* [AIM]:
Wherever "Haspelstellung" appears in a line, list that line.

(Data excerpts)
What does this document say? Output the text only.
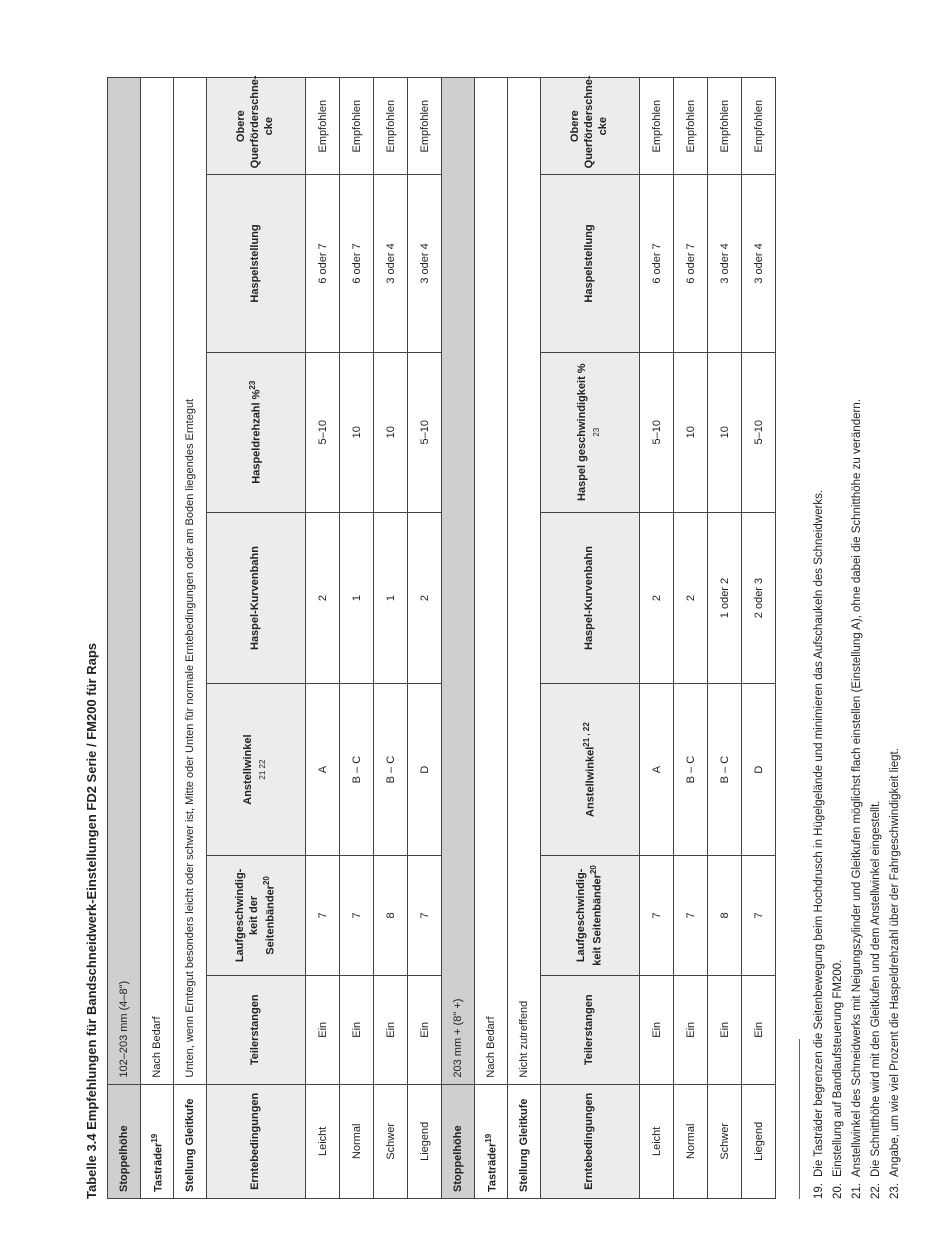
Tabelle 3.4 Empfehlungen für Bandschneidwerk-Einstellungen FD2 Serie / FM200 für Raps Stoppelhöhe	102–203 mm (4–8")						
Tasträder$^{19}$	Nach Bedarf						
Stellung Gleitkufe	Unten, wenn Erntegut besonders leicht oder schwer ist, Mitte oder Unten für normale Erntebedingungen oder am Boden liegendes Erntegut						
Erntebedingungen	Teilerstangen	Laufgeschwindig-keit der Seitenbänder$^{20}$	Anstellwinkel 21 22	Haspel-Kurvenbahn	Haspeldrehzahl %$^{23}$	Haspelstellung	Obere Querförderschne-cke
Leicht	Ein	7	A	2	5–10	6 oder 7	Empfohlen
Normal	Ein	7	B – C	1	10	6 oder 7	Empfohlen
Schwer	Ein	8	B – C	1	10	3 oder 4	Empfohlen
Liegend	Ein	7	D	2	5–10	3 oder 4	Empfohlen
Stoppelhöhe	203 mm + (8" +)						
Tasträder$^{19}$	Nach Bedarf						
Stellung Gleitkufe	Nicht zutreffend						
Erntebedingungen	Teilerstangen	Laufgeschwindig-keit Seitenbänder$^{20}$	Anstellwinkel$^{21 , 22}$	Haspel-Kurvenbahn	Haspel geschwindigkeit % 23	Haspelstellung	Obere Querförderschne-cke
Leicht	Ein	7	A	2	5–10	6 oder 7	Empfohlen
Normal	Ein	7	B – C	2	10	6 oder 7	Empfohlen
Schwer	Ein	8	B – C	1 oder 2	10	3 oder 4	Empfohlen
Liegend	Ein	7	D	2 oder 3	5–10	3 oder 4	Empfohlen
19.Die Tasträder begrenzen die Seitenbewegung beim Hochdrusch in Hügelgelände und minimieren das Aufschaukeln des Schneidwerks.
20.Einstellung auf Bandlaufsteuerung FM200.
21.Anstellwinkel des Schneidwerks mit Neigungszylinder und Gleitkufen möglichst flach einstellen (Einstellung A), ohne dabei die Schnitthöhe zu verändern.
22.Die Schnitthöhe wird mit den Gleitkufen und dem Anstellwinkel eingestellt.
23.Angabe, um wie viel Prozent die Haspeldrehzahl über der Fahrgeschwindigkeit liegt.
* * *
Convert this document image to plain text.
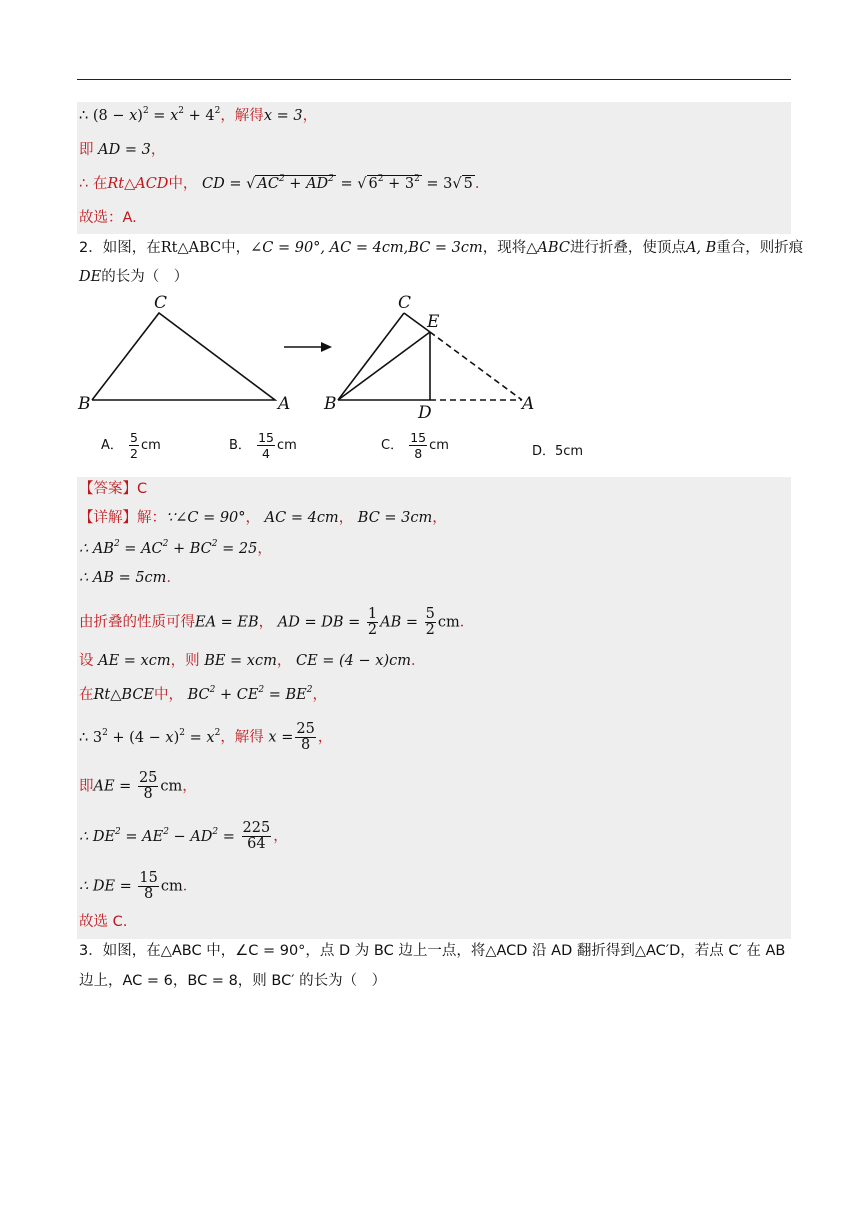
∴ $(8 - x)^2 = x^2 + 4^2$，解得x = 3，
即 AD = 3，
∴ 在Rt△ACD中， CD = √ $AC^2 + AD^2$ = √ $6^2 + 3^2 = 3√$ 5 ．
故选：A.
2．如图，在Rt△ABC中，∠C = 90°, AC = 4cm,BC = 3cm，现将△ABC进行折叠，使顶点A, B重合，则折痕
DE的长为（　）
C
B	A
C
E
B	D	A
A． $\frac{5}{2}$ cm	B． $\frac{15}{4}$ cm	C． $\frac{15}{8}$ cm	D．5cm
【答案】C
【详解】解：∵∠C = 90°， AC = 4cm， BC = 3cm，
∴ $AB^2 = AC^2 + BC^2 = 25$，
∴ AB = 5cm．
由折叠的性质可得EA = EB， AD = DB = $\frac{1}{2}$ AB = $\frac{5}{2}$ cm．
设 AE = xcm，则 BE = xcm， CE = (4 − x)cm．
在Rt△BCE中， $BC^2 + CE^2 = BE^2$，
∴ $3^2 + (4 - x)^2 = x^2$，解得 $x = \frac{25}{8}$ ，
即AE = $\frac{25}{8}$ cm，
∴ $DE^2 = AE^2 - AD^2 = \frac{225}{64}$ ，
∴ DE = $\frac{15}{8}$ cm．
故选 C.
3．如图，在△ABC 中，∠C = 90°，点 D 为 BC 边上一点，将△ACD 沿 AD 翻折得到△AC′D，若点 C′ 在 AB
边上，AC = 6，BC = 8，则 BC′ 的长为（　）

* [RESPONSE]:
Erntebedingungen	Teilerstangen	Laufgeschwindig-keit der Seitenbänder$^{20}$	Anstellwinkel 21 22	Haspel-Kurvenbahn	Haspeldrehzahl %$^{23}$	Haspelstellung	Obere Querförderschne-cke
Erntebedingungen	Teilerstangen	Laufgeschwindig-keit Seitenbänder$^{20}$	Anstellwinkel$^{21 , 22}$	Haspel-Kurvenbahn	Haspel geschwindigkeit % 23	Haspelstellung	Obere Querförderschne-cke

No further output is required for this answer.